## WHAT TO PRODUCE:
Check each line for the string "Baseline". Give only the count of lines that have it.

## DATA IN THIS EXERCISE:
_ _ _ _ _ _ _

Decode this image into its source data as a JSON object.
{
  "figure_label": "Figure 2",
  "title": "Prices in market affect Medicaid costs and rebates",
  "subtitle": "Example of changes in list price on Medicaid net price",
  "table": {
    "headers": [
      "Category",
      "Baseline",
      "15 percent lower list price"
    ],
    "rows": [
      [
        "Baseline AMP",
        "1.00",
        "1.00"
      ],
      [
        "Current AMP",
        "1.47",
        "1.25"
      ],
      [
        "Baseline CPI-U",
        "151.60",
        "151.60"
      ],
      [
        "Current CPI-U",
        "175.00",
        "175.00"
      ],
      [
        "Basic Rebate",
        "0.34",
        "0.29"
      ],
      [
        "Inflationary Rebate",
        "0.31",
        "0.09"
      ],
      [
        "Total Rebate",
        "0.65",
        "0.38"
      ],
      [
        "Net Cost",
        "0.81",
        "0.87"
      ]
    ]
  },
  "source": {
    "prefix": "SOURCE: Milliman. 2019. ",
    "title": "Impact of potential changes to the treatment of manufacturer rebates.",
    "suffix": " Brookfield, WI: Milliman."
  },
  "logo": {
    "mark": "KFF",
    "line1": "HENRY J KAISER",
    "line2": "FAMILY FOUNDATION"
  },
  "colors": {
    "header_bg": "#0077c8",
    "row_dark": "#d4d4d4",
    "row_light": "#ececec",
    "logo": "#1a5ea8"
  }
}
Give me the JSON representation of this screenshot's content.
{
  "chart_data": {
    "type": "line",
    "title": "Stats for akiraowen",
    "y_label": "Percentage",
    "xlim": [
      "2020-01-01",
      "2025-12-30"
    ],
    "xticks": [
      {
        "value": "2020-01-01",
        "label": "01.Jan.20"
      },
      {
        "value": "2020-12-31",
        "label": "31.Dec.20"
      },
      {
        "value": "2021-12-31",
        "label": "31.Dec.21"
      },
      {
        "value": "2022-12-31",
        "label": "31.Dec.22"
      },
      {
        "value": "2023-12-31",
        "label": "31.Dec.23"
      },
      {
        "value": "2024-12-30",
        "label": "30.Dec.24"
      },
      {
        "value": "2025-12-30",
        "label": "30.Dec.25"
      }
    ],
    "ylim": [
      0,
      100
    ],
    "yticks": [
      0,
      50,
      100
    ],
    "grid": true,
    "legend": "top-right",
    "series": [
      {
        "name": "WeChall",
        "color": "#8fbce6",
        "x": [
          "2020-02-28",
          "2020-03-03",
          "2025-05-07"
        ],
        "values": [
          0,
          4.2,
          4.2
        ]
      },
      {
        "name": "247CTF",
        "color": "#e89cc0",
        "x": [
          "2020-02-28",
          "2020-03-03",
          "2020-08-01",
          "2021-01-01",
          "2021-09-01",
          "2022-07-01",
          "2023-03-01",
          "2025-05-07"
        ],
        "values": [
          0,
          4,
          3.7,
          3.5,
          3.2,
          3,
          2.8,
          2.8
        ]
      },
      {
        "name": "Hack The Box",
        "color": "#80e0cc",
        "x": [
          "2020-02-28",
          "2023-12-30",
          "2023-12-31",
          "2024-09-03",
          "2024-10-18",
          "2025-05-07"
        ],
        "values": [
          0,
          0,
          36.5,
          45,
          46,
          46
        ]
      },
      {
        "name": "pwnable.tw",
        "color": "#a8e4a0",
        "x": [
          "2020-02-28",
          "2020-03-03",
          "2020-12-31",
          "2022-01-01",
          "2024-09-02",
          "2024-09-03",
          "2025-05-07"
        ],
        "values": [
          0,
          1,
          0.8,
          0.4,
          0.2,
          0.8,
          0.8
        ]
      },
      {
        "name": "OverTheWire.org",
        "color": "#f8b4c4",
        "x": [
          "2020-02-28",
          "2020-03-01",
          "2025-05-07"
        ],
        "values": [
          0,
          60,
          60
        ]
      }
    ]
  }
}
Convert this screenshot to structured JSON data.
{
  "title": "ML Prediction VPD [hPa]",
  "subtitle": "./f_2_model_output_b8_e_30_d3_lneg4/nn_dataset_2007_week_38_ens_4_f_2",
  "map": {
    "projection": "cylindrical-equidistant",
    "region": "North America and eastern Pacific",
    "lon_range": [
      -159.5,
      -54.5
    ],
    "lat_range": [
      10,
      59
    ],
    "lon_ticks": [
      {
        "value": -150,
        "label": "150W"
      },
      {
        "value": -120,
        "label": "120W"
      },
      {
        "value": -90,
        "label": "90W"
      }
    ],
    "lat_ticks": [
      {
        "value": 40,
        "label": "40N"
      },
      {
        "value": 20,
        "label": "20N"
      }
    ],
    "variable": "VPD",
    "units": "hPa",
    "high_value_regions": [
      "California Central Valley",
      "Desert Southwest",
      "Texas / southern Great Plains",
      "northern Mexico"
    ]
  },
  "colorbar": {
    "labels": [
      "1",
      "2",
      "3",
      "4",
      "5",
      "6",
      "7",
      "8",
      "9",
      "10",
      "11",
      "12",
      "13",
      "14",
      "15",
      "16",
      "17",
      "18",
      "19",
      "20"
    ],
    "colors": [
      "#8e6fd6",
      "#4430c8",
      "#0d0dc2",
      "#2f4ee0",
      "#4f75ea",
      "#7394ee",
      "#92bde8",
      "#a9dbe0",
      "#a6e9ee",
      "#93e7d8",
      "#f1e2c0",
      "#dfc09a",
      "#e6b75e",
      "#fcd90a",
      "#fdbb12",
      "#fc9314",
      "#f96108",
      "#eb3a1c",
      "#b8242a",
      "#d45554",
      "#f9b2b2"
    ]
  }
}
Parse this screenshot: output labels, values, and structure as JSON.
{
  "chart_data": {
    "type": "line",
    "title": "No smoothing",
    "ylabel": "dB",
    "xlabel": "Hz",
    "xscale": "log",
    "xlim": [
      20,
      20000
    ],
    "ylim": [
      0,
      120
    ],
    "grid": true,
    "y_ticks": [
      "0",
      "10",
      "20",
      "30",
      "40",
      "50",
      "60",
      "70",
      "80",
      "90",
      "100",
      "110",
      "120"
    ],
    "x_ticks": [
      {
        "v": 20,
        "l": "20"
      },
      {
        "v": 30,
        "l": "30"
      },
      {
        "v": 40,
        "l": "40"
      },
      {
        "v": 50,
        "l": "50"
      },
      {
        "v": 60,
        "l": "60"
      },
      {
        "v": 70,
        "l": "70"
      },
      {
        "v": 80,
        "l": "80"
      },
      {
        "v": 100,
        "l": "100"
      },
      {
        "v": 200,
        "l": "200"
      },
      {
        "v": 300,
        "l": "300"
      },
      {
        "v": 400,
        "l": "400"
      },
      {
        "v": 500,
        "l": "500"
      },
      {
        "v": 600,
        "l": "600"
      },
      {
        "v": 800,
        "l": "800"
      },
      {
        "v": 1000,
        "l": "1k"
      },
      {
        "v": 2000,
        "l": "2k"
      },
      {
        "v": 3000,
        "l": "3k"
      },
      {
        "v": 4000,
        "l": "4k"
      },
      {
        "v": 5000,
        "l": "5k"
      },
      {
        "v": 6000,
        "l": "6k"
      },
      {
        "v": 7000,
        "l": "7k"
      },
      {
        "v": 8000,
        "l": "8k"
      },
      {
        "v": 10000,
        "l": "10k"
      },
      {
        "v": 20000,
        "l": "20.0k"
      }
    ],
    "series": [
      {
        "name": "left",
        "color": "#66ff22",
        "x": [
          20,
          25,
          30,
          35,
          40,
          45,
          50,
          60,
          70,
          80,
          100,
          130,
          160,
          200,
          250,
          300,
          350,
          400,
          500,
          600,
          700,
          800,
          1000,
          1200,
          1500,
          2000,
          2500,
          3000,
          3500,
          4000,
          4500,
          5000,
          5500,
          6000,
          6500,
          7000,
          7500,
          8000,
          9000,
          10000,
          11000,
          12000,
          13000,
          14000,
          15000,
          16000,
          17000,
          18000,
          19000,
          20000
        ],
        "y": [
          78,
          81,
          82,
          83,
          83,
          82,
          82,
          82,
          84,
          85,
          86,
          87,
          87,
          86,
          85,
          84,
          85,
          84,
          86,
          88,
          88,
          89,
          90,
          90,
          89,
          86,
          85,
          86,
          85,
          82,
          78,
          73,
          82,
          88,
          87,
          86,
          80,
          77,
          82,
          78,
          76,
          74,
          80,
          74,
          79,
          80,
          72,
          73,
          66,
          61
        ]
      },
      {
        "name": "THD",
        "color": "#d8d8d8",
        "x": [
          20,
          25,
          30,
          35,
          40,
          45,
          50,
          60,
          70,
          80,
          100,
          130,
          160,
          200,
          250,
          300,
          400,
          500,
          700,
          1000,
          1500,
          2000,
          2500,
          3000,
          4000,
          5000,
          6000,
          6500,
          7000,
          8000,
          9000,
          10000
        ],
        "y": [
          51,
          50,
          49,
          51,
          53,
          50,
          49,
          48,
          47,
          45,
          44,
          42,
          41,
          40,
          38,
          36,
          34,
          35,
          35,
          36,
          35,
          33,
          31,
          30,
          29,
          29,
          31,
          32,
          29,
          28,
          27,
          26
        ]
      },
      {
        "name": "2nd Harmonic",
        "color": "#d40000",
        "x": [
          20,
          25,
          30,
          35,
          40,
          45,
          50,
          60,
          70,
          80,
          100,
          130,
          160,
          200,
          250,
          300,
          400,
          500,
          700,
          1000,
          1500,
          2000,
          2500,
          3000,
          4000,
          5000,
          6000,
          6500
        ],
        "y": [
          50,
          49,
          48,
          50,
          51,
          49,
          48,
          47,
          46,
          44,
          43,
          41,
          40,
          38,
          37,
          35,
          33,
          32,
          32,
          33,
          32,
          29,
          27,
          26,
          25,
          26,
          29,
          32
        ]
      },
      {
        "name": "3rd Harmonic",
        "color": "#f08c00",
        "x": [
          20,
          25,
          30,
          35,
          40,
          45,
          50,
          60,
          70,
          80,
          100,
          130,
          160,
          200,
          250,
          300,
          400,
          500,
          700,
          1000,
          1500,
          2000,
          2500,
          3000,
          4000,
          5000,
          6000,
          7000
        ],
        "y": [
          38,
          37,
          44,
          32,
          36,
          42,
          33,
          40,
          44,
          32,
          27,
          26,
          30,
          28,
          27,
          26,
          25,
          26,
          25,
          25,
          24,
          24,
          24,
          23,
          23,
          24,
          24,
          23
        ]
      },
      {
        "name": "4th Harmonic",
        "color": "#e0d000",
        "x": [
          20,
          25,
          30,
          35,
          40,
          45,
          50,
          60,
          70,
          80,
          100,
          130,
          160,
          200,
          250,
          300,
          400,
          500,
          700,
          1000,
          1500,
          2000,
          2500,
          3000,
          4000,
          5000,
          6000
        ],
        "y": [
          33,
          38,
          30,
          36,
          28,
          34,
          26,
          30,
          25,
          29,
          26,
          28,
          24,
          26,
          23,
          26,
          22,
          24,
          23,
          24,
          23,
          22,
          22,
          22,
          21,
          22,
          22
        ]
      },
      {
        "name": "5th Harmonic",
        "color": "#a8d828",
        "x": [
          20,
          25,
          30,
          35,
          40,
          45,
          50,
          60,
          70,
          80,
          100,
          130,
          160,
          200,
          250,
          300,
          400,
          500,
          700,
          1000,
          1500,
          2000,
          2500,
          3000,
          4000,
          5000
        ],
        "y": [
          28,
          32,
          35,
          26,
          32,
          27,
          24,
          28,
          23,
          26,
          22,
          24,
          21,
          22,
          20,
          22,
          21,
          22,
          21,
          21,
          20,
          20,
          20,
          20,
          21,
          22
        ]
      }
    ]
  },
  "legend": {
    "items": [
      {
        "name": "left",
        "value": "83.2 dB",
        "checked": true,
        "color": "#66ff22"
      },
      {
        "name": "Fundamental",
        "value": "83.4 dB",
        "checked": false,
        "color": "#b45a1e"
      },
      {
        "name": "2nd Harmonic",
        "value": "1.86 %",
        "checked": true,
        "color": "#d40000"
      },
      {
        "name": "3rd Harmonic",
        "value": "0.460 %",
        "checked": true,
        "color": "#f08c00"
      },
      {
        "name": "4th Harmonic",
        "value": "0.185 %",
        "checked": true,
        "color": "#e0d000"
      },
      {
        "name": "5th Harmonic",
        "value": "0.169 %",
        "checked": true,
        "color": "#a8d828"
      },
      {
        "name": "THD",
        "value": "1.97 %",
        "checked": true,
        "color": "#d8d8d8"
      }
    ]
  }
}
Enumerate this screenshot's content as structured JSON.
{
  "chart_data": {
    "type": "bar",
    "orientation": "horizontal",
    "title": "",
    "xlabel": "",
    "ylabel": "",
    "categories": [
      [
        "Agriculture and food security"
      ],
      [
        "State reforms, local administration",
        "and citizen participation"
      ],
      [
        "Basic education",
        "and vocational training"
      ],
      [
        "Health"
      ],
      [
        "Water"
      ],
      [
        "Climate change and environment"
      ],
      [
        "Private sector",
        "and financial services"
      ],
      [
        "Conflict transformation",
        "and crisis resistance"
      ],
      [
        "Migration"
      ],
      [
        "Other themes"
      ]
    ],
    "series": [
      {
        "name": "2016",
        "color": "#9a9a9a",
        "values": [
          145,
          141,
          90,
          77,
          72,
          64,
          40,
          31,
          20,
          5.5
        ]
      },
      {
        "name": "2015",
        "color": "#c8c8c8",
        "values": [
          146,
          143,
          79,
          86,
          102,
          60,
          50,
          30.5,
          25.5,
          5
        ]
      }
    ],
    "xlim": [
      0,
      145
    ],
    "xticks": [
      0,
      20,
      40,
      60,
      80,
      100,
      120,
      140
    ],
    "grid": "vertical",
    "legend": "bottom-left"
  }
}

_ _ _ _ _ _ _

## SOLUTION FOR THIS PROBLEM:
3